Problem requirements
Please write out the complete listing that follows, exactly as it reads.

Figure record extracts

┄┄┄┄┄┄┄┄┄┄┄┄┄┄┄┄┄┄┄┄

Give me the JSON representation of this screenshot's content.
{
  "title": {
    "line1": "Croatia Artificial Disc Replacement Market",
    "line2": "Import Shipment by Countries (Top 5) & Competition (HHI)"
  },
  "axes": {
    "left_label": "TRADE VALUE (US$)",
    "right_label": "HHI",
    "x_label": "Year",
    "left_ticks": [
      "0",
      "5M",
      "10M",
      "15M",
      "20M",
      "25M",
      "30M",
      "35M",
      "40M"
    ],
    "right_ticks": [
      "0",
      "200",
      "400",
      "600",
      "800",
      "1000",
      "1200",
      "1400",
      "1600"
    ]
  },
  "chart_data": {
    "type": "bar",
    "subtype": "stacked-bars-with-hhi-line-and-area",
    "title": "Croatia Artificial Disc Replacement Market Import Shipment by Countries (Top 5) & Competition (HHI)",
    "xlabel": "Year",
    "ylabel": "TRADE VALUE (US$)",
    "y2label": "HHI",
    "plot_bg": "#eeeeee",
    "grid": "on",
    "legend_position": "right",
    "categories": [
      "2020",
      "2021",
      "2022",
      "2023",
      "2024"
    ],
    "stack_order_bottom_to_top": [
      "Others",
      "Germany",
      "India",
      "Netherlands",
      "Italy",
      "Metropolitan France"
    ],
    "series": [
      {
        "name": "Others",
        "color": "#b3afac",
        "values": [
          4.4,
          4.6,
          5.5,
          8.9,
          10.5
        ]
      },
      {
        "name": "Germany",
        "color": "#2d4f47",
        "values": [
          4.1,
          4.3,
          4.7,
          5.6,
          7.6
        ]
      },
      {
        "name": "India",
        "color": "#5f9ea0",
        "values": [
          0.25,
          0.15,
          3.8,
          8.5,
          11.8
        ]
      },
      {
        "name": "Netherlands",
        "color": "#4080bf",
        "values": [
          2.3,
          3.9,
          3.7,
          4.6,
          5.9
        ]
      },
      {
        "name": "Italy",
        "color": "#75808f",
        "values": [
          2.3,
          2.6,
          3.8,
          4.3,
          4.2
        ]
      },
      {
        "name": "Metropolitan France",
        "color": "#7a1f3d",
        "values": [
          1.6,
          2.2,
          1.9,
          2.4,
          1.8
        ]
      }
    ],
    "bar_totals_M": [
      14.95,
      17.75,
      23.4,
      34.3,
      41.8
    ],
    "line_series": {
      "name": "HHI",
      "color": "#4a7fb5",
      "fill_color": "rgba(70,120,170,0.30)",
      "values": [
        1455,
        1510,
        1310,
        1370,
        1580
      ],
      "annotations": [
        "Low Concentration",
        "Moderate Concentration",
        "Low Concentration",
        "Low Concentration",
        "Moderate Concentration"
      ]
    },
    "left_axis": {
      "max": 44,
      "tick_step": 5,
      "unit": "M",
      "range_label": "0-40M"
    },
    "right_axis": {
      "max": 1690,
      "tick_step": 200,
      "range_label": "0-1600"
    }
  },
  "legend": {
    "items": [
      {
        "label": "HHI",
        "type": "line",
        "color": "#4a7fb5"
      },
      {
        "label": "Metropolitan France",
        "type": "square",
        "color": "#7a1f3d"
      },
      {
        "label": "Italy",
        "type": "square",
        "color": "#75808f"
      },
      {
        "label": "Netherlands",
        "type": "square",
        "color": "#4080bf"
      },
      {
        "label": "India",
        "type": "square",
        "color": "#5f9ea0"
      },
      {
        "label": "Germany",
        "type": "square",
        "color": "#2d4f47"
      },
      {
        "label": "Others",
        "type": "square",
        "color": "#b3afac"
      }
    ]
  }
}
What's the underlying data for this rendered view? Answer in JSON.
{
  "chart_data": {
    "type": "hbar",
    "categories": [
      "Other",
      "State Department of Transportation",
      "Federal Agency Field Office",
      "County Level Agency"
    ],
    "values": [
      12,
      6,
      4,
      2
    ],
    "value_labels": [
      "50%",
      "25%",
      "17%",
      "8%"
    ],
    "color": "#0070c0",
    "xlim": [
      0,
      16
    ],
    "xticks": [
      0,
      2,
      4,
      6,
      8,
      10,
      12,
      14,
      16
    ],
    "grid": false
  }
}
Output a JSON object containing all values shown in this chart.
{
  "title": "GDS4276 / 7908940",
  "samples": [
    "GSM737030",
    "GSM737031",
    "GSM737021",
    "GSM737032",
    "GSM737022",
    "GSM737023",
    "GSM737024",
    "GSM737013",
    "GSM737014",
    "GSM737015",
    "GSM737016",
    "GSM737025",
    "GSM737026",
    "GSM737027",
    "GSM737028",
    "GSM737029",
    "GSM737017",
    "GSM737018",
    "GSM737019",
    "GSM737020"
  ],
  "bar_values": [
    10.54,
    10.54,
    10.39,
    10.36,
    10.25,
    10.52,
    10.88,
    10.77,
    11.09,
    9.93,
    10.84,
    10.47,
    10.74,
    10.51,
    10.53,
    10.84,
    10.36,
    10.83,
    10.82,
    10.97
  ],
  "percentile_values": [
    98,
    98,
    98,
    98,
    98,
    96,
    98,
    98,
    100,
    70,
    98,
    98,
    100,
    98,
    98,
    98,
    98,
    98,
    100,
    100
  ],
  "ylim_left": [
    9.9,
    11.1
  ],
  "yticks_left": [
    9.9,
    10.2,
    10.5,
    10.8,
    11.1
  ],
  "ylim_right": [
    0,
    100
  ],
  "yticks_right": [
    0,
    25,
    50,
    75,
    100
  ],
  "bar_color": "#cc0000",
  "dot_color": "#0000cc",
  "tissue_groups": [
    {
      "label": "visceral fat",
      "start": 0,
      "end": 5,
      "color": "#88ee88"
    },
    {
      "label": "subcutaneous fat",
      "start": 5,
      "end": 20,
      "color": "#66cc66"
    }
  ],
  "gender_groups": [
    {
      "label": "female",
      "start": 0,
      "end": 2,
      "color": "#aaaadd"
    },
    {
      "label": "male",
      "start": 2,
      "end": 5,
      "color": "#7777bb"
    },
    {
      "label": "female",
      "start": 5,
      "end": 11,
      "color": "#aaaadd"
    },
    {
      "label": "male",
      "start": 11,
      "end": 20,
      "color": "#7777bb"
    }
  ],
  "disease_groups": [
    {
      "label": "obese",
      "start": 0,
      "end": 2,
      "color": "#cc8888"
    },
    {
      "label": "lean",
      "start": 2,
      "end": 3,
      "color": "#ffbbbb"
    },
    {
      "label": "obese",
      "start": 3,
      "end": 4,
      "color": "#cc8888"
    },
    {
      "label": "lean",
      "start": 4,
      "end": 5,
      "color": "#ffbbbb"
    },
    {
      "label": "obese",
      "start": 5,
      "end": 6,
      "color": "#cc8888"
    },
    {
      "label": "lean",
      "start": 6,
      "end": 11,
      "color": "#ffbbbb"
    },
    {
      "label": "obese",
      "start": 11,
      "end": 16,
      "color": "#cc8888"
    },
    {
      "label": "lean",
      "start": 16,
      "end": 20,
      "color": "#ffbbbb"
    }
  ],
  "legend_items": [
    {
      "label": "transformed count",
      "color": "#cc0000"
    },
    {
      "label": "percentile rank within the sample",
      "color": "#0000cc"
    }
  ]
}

┄┄┄┄┄┄┄┄┄┄┄┄┄┄┄┄┄┄┄┄

Solution to this task
Give me the JSON representation of this screenshot's content.
{
  "title": {
    "line1": "Croatia Artificial Disc Replacement Market",
    "line2": "Import Shipment by Countries (Top 5) & Competition (HHI)"
  },
  "axes": {
    "left_label": "TRADE VALUE (US$)",
    "right_label": "HHI",
    "x_label": "Year",
    "left_ticks": [
      "0",
      "5M",
      "10M",
      "15M",
      "20M",
      "25M",
      "30M",
      "35M",
      "40M"
    ],
    "right_ticks": [
      "0",
      "200",
      "400",
      "600",
      "800",
      "1000",
      "1200",
      "1400",
      "1600"
    ]
  },
  "chart_data": {
    "type": "bar",
    "subtype": "stacked-bars-with-hhi-line-and-area",
    "title": "Croatia Artificial Disc Replacement Market Import Shipment by Countries (Top 5) & Competition (HHI)",
    "xlabel": "Year",
    "ylabel": "TRADE VALUE (US$)",
    "y2label": "HHI",
    "plot_bg": "#eeeeee",
    "grid": "on",
    "legend_position": "right",
    "categories": [
      "2020",
      "2021",
      "2022",
      "2023",
      "2024"
    ],
    "stack_order_bottom_to_top": [
      "Others",
      "Germany",
      "India",
      "Netherlands",
      "Italy",
      "Metropolitan France"
    ],
    "series": [
      {
        "name": "Others",
        "color": "#b3afac",
        "values": [
          4.4,
          4.6,
          5.5,
          8.9,
          10.5
        ]
      },
      {
        "name": "Germany",
        "color": "#2d4f47",
        "values": [
          4.1,
          4.3,
          4.7,
          5.6,
          7.6
        ]
      },
      {
        "name": "India",
        "color": "#5f9ea0",
        "values": [
          0.25,
          0.15,
          3.8,
          8.5,
          11.8
        ]
      },
      {
        "name": "Netherlands",
        "color": "#4080bf",
        "values": [
          2.3,
          3.9,
          3.7,
          4.6,
          5.9
        ]
      },
      {
        "name": "Italy",
        "color": "#75808f",
        "values": [
          2.3,
          2.6,
          3.8,
          4.3,
          4.2
        ]
      },
      {
        "name": "Metropolitan France",
        "color": "#7a1f3d",
        "values": [
          1.6,
          2.2,
          1.9,
          2.4,
          1.8
        ]
      }
    ],
    "bar_totals_M": [
      14.95,
      17.75,
      23.4,
      34.3,
      41.8
    ],
    "line_series": {
      "name": "HHI",
      "color": "#4a7fb5",
      "fill_color": "rgba(70,120,170,0.30)",
      "values": [
        1455,
        1510,
        1310,
        1370,
        1580
      ],
      "annotations": [
        "Low Concentration",
        "Moderate Concentration",
        "Low Concentration",
        "Low Concentration",
        "Moderate Concentration"
      ]
    },
    "left_axis": {
      "max": 44,
      "tick_step": 5,
      "unit": "M",
      "range_label": "0-40M"
    },
    "right_axis": {
      "max": 1690,
      "tick_step": 200,
      "range_label": "0-1600"
    }
  },
  "legend": {
    "items": [
      {
        "label": "HHI",
        "type": "line",
        "color": "#4a7fb5"
      },
      {
        "label": "Metropolitan France",
        "type": "square",
        "color": "#7a1f3d"
      },
      {
        "label": "Italy",
        "type": "square",
        "color": "#75808f"
      },
      {
        "label": "Netherlands",
        "type": "square",
        "color": "#4080bf"
      },
      {
        "label": "India",
        "type": "square",
        "color": "#5f9ea0"
      },
      {
        "label": "Germany",
        "type": "square",
        "color": "#2d4f47"
      },
      {
        "label": "Others",
        "type": "square",
        "color": "#b3afac"
      }
    ]
  }
}
What's the underlying data for this rendered view? Answer in JSON.
{
  "chart_data": {
    "type": "hbar",
    "categories": [
      "Other",
      "State Department of Transportation",
      "Federal Agency Field Office",
      "County Level Agency"
    ],
    "values": [
      12,
      6,
      4,
      2
    ],
    "value_labels": [
      "50%",
      "25%",
      "17%",
      "8%"
    ],
    "color": "#0070c0",
    "xlim": [
      0,
      16
    ],
    "xticks": [
      0,
      2,
      4,
      6,
      8,
      10,
      12,
      14,
      16
    ],
    "grid": false
  }
}
Output a JSON object containing all values shown in this chart.
{
  "title": "GDS4276 / 7908940",
  "samples": [
    "GSM737030",
    "GSM737031",
    "GSM737021",
    "GSM737032",
    "GSM737022",
    "GSM737023",
    "GSM737024",
    "GSM737013",
    "GSM737014",
    "GSM737015",
    "GSM737016",
    "GSM737025",
    "GSM737026",
    "GSM737027",
    "GSM737028",
    "GSM737029",
    "GSM737017",
    "GSM737018",
    "GSM737019",
    "GSM737020"
  ],
  "bar_values": [
    10.54,
    10.54,
    10.39,
    10.36,
    10.25,
    10.52,
    10.88,
    10.77,
    11.09,
    9.93,
    10.84,
    10.47,
    10.74,
    10.51,
    10.53,
    10.84,
    10.36,
    10.83,
    10.82,
    10.97
  ],
  "percentile_values": [
    98,
    98,
    98,
    98,
    98,
    96,
    98,
    98,
    100,
    70,
    98,
    98,
    100,
    98,
    98,
    98,
    98,
    98,
    100,
    100
  ],
  "ylim_left": [
    9.9,
    11.1
  ],
  "yticks_left": [
    9.9,
    10.2,
    10.5,
    10.8,
    11.1
  ],
  "ylim_right": [
    0,
    100
  ],
  "yticks_right": [
    0,
    25,
    50,
    75,
    100
  ],
  "bar_color": "#cc0000",
  "dot_color": "#0000cc",
  "tissue_groups": [
    {
      "label": "visceral fat",
      "start": 0,
      "end": 5,
      "color": "#88ee88"
    },
    {
      "label": "subcutaneous fat",
      "start": 5,
      "end": 20,
      "color": "#66cc66"
    }
  ],
  "gender_groups": [
    {
      "label": "female",
      "start": 0,
      "end": 2,
      "color": "#aaaadd"
    },
    {
      "label": "male",
      "start": 2,
      "end": 5,
      "color": "#7777bb"
    },
    {
      "label": "female",
      "start": 5,
      "end": 11,
      "color": "#aaaadd"
    },
    {
      "label": "male",
      "start": 11,
      "end": 20,
      "color": "#7777bb"
    }
  ],
  "disease_groups": [
    {
      "label": "obese",
      "start": 0,
      "end": 2,
      "color": "#cc8888"
    },
    {
      "label": "lean",
      "start": 2,
      "end": 3,
      "color": "#ffbbbb"
    },
    {
      "label": "obese",
      "start": 3,
      "end": 4,
      "color": "#cc8888"
    },
    {
      "label": "lean",
      "start": 4,
      "end": 5,
      "color": "#ffbbbb"
    },
    {
      "label": "obese",
      "start": 5,
      "end": 6,
      "color": "#cc8888"
    },
    {
      "label": "lean",
      "start": 6,
      "end": 11,
      "color": "#ffbbbb"
    },
    {
      "label": "obese",
      "start": 11,
      "end": 16,
      "color": "#cc8888"
    },
    {
      "label": "lean",
      "start": 16,
      "end": 20,
      "color": "#ffbbbb"
    }
  ],
  "legend_items": [
    {
      "label": "transformed count",
      "color": "#cc0000"
    },
    {
      "label": "percentile rank within the sample",
      "color": "#0000cc"
    }
  ]
}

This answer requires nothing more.